DATA EXCERPTS:
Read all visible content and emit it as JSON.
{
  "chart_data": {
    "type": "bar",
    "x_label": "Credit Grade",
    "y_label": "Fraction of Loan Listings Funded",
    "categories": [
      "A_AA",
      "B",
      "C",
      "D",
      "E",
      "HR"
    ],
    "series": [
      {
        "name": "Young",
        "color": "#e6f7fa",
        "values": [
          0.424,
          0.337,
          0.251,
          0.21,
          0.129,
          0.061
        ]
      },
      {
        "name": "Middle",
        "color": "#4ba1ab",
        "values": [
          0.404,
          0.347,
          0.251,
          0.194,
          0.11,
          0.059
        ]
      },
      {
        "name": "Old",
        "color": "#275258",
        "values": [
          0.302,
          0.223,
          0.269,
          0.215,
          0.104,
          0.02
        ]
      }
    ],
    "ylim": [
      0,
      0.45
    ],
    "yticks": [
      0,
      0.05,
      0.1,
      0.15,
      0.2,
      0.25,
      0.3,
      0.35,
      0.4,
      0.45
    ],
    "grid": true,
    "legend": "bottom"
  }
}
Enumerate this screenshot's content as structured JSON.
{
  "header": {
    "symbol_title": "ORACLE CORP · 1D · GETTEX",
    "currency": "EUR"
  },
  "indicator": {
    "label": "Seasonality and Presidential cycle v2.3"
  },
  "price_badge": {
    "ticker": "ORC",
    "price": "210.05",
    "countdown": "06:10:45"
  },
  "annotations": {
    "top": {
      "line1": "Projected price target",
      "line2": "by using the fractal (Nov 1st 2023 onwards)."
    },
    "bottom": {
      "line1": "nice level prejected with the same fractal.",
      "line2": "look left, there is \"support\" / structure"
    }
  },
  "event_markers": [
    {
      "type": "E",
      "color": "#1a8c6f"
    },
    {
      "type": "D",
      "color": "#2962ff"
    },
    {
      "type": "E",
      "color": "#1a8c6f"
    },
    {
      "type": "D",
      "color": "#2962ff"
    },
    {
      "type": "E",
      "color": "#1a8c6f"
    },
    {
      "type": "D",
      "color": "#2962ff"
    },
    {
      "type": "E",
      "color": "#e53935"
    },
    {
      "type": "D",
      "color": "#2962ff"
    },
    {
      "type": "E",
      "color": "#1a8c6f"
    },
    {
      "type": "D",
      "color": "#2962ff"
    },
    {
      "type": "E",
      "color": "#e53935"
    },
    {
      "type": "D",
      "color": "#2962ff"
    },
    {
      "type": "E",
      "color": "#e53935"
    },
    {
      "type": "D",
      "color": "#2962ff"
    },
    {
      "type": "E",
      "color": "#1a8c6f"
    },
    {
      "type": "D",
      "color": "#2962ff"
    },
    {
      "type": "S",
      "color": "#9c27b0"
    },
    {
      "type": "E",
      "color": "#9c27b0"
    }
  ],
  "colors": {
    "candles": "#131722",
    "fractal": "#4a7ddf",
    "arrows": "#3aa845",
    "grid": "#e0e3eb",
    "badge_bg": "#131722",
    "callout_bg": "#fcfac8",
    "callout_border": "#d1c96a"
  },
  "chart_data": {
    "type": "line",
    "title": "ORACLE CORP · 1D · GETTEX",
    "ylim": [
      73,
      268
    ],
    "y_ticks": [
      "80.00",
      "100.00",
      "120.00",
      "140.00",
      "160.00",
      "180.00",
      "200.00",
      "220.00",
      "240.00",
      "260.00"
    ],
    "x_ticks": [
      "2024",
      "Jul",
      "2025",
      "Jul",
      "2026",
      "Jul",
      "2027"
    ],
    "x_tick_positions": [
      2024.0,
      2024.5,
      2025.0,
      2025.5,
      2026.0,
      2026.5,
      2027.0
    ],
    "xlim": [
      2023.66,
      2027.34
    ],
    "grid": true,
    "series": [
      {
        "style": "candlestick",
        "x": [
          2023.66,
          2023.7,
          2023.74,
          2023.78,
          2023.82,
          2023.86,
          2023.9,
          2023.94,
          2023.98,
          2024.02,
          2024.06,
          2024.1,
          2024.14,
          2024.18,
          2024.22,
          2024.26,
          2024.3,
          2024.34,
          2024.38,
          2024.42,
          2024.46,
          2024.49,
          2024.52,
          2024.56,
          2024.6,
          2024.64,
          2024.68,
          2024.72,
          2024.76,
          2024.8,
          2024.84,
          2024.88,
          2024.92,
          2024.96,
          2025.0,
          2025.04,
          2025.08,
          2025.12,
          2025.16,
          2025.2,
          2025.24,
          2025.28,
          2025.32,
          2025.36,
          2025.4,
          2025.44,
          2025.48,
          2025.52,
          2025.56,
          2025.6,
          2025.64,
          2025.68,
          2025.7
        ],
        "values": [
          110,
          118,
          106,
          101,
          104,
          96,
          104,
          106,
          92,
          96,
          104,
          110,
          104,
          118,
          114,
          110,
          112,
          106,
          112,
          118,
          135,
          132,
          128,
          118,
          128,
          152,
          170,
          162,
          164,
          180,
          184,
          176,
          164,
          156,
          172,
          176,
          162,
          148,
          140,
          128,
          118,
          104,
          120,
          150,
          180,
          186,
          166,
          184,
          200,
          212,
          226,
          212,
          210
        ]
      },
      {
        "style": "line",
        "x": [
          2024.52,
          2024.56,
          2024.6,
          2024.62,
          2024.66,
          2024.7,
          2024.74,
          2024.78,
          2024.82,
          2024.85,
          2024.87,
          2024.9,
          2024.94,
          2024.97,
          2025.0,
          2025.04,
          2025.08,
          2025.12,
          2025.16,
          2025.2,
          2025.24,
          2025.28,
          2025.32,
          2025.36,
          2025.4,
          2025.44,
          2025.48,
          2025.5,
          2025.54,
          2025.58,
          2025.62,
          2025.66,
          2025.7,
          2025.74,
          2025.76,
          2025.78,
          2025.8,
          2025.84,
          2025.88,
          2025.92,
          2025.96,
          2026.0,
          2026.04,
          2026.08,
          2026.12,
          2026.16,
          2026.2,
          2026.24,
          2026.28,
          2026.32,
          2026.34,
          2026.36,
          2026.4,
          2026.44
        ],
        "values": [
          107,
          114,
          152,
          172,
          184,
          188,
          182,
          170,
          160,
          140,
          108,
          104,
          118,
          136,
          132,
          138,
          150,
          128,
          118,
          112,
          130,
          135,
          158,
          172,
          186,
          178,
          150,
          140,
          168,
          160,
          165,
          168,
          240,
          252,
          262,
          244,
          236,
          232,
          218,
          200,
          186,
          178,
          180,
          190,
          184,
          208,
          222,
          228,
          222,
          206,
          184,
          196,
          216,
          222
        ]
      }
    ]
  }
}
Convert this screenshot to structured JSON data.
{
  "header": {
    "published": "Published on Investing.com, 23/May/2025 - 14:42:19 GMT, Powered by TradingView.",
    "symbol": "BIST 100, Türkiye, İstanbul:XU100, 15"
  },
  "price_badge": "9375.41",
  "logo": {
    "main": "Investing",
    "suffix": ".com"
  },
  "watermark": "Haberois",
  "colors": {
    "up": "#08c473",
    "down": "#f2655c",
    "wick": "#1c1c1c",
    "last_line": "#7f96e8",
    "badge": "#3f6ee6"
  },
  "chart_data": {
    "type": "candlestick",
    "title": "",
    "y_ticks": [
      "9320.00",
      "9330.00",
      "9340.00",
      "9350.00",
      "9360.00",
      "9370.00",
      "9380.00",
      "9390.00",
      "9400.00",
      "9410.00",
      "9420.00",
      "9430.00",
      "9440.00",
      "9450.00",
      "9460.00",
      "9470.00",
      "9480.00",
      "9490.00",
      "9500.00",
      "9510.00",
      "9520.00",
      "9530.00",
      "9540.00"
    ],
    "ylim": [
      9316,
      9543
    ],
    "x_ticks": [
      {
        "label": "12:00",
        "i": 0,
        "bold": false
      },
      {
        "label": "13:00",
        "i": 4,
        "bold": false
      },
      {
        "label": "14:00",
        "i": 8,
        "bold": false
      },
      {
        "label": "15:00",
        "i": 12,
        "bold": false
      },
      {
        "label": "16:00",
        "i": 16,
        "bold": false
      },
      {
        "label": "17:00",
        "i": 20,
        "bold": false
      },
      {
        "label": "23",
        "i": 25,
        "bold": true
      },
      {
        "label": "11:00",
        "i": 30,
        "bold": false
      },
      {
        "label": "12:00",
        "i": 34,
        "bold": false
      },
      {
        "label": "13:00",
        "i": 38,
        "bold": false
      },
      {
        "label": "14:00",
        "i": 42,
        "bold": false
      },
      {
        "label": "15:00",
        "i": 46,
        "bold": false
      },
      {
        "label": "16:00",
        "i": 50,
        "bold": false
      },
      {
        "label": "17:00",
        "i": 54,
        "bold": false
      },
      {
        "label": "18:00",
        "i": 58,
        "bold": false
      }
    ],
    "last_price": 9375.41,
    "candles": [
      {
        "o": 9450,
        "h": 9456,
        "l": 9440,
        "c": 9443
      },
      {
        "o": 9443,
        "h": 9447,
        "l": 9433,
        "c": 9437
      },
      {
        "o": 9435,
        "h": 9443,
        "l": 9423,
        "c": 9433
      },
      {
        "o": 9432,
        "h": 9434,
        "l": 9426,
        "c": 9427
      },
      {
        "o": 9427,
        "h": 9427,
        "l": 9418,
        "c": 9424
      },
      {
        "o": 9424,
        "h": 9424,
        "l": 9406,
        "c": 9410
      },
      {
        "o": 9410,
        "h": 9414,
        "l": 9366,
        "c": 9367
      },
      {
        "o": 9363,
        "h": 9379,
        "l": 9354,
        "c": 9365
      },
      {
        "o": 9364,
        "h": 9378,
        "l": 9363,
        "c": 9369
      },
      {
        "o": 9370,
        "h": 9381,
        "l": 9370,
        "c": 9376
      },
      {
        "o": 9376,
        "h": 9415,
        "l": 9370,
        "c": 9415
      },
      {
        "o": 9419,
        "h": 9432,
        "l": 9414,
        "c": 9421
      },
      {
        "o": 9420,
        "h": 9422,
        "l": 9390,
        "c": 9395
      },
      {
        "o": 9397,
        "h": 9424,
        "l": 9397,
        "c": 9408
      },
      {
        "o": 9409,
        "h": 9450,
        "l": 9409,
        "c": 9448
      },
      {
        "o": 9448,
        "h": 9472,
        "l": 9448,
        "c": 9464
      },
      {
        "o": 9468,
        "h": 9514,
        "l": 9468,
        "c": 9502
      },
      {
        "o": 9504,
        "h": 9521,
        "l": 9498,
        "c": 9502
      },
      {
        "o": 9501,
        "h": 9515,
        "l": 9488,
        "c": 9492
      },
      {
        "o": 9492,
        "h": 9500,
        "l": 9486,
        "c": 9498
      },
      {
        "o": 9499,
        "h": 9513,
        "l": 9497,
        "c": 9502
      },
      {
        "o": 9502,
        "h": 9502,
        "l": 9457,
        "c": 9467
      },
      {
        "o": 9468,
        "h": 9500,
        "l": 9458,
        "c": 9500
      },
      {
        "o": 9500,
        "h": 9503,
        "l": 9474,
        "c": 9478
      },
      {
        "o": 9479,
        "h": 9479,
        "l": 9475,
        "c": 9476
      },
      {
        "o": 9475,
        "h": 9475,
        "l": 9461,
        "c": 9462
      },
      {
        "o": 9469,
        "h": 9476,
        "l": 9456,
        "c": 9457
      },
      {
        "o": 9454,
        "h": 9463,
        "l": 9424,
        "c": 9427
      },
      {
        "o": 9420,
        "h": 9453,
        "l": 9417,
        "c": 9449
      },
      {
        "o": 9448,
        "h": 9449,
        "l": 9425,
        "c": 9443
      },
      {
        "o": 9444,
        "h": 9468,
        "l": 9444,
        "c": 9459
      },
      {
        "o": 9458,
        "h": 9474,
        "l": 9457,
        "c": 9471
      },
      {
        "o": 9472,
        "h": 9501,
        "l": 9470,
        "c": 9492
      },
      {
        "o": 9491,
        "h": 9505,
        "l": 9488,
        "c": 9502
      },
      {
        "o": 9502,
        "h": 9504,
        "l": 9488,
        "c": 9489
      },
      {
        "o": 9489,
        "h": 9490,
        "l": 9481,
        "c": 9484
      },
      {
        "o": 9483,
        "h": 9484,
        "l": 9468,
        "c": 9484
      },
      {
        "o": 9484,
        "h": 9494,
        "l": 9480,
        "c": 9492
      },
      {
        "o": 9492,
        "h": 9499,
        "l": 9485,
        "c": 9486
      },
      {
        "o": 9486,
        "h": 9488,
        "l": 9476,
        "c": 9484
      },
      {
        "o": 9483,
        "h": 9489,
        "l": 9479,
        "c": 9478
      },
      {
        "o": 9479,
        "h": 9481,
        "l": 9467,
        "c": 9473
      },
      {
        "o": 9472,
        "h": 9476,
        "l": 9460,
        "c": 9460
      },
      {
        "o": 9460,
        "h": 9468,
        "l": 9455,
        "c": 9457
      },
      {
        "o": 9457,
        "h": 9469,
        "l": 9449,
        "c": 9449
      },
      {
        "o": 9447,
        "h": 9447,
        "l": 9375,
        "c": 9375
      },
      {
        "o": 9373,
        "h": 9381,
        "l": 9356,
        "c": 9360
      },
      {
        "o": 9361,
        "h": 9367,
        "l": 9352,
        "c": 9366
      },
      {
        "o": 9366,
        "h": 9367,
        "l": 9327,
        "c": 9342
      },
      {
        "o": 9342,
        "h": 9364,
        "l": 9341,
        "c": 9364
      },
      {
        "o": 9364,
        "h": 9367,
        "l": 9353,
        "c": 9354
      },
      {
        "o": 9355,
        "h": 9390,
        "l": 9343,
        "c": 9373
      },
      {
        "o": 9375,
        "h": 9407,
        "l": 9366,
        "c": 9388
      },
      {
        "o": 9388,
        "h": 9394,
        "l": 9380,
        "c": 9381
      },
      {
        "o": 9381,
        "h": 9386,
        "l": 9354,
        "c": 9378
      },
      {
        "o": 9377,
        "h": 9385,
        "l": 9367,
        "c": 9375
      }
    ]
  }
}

INSTRUCTIONS TO FOLLOW:
Go over the entries above and say how many lines hold the string "ORACLE", with no other text.

ANSWER TO THE EXERCISE:
2